Print all the entries verbatim.

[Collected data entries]
** start **

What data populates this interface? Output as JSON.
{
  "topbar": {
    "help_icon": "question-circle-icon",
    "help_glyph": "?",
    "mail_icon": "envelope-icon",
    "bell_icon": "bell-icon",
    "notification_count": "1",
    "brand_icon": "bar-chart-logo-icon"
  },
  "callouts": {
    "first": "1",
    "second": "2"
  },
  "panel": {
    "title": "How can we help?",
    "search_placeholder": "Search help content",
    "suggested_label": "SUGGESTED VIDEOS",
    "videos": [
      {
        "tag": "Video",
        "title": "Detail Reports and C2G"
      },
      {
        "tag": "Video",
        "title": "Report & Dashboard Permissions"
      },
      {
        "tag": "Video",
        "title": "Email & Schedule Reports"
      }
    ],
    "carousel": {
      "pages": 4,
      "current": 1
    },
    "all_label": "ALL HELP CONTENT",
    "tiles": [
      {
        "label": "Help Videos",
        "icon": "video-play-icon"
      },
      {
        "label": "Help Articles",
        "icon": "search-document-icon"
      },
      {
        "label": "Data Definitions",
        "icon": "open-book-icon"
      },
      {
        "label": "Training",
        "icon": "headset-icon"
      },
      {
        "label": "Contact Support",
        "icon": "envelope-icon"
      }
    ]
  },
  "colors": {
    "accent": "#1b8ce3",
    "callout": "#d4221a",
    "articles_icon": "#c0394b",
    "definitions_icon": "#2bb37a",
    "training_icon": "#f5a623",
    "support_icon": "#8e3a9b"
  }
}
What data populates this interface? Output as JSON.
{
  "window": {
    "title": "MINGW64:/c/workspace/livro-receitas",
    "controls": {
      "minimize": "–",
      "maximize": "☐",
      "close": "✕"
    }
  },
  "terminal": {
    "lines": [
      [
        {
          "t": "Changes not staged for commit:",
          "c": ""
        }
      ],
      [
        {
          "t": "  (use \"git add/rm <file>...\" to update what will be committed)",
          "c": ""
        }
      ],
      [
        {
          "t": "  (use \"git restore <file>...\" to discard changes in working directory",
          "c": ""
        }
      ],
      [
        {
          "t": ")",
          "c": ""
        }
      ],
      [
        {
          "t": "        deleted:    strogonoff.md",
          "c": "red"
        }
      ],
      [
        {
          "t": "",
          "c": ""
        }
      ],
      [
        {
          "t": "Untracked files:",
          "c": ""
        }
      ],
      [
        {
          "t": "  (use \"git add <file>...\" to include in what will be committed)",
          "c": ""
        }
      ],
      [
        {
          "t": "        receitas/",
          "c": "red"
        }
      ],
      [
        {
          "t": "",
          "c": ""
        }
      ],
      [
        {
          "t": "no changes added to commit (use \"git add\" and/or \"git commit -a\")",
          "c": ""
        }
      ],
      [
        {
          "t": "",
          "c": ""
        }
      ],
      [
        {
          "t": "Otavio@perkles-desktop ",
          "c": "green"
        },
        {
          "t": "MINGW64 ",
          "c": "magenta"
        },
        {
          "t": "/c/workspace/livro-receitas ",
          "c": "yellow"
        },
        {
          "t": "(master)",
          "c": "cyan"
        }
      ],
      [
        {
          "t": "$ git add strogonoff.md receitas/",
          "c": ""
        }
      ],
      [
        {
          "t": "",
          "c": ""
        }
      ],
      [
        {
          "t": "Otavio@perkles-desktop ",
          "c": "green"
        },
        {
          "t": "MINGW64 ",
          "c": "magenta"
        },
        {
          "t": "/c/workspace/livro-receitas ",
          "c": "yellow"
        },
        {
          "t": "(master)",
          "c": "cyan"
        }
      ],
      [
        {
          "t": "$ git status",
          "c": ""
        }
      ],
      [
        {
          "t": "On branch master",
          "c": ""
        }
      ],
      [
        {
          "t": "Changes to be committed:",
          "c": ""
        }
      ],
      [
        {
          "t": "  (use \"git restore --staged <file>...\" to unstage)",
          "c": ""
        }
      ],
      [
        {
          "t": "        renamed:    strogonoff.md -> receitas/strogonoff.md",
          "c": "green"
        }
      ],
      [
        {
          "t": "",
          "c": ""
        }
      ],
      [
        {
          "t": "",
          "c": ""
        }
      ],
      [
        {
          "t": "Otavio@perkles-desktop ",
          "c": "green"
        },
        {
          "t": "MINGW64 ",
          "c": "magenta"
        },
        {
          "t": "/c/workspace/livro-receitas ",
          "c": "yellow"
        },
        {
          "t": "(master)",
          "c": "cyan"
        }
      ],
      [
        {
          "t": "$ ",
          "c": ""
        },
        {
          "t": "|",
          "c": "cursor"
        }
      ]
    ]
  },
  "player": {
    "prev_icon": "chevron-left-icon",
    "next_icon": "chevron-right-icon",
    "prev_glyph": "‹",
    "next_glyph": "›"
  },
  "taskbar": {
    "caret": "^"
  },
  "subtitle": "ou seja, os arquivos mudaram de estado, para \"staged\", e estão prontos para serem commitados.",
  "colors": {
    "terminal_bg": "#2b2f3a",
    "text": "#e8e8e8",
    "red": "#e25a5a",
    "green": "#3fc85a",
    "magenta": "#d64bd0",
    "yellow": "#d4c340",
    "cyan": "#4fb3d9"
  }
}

** end **

**Task result**
What data populates this interface? Output as JSON.
{
  "topbar": {
    "help_icon": "question-circle-icon",
    "help_glyph": "?",
    "mail_icon": "envelope-icon",
    "bell_icon": "bell-icon",
    "notification_count": "1",
    "brand_icon": "bar-chart-logo-icon"
  },
  "callouts": {
    "first": "1",
    "second": "2"
  },
  "panel": {
    "title": "How can we help?",
    "search_placeholder": "Search help content",
    "suggested_label": "SUGGESTED VIDEOS",
    "videos": [
      {
        "tag": "Video",
        "title": "Detail Reports and C2G"
      },
      {
        "tag": "Video",
        "title": "Report & Dashboard Permissions"
      },
      {
        "tag": "Video",
        "title": "Email & Schedule Reports"
      }
    ],
    "carousel": {
      "pages": 4,
      "current": 1
    },
    "all_label": "ALL HELP CONTENT",
    "tiles": [
      {
        "label": "Help Videos",
        "icon": "video-play-icon"
      },
      {
        "label": "Help Articles",
        "icon": "search-document-icon"
      },
      {
        "label": "Data Definitions",
        "icon": "open-book-icon"
      },
      {
        "label": "Training",
        "icon": "headset-icon"
      },
      {
        "label": "Contact Support",
        "icon": "envelope-icon"
      }
    ]
  },
  "colors": {
    "accent": "#1b8ce3",
    "callout": "#d4221a",
    "articles_icon": "#c0394b",
    "definitions_icon": "#2bb37a",
    "training_icon": "#f5a623",
    "support_icon": "#8e3a9b"
  }
}
What data populates this interface? Output as JSON.
{
  "window": {
    "title": "MINGW64:/c/workspace/livro-receitas",
    "controls": {
      "minimize": "–",
      "maximize": "☐",
      "close": "✕"
    }
  },
  "terminal": {
    "lines": [
      [
        {
          "t": "Changes not staged for commit:",
          "c": ""
        }
      ],
      [
        {
          "t": "  (use \"git add/rm <file>...\" to update what will be committed)",
          "c": ""
        }
      ],
      [
        {
          "t": "  (use \"git restore <file>...\" to discard changes in working directory",
          "c": ""
        }
      ],
      [
        {
          "t": ")",
          "c": ""
        }
      ],
      [
        {
          "t": "        deleted:    strogonoff.md",
          "c": "red"
        }
      ],
      [
        {
          "t": "",
          "c": ""
        }
      ],
      [
        {
          "t": "Untracked files:",
          "c": ""
        }
      ],
      [
        {
          "t": "  (use \"git add <file>...\" to include in what will be committed)",
          "c": ""
        }
      ],
      [
        {
          "t": "        receitas/",
          "c": "red"
        }
      ],
      [
        {
          "t": "",
          "c": ""
        }
      ],
      [
        {
          "t": "no changes added to commit (use \"git add\" and/or \"git commit -a\")",
          "c": ""
        }
      ],
      [
        {
          "t": "",
          "c": ""
        }
      ],
      [
        {
          "t": "Otavio@perkles-desktop ",
          "c": "green"
        },
        {
          "t": "MINGW64 ",
          "c": "magenta"
        },
        {
          "t": "/c/workspace/livro-receitas ",
          "c": "yellow"
        },
        {
          "t": "(master)",
          "c": "cyan"
        }
      ],
      [
        {
          "t": "$ git add strogonoff.md receitas/",
          "c": ""
        }
      ],
      [
        {
          "t": "",
          "c": ""
        }
      ],
      [
        {
          "t": "Otavio@perkles-desktop ",
          "c": "green"
        },
        {
          "t": "MINGW64 ",
          "c": "magenta"
        },
        {
          "t": "/c/workspace/livro-receitas ",
          "c": "yellow"
        },
        {
          "t": "(master)",
          "c": "cyan"
        }
      ],
      [
        {
          "t": "$ git status",
          "c": ""
        }
      ],
      [
        {
          "t": "On branch master",
          "c": ""
        }
      ],
      [
        {
          "t": "Changes to be committed:",
          "c": ""
        }
      ],
      [
        {
          "t": "  (use \"git restore --staged <file>...\" to unstage)",
          "c": ""
        }
      ],
      [
        {
          "t": "        renamed:    strogonoff.md -> receitas/strogonoff.md",
          "c": "green"
        }
      ],
      [
        {
          "t": "",
          "c": ""
        }
      ],
      [
        {
          "t": "",
          "c": ""
        }
      ],
      [
        {
          "t": "Otavio@perkles-desktop ",
          "c": "green"
        },
        {
          "t": "MINGW64 ",
          "c": "magenta"
        },
        {
          "t": "/c/workspace/livro-receitas ",
          "c": "yellow"
        },
        {
          "t": "(master)",
          "c": "cyan"
        }
      ],
      [
        {
          "t": "$ ",
          "c": ""
        },
        {
          "t": "|",
          "c": "cursor"
        }
      ]
    ]
  },
  "player": {
    "prev_icon": "chevron-left-icon",
    "next_icon": "chevron-right-icon",
    "prev_glyph": "‹",
    "next_glyph": "›"
  },
  "taskbar": {
    "caret": "^"
  },
  "subtitle": "ou seja, os arquivos mudaram de estado, para \"staged\", e estão prontos para serem commitados.",
  "colors": {
    "terminal_bg": "#2b2f3a",
    "text": "#e8e8e8",
    "red": "#e25a5a",
    "green": "#3fc85a",
    "magenta": "#d64bd0",
    "yellow": "#d4c340",
    "cyan": "#4fb3d9"
  }
}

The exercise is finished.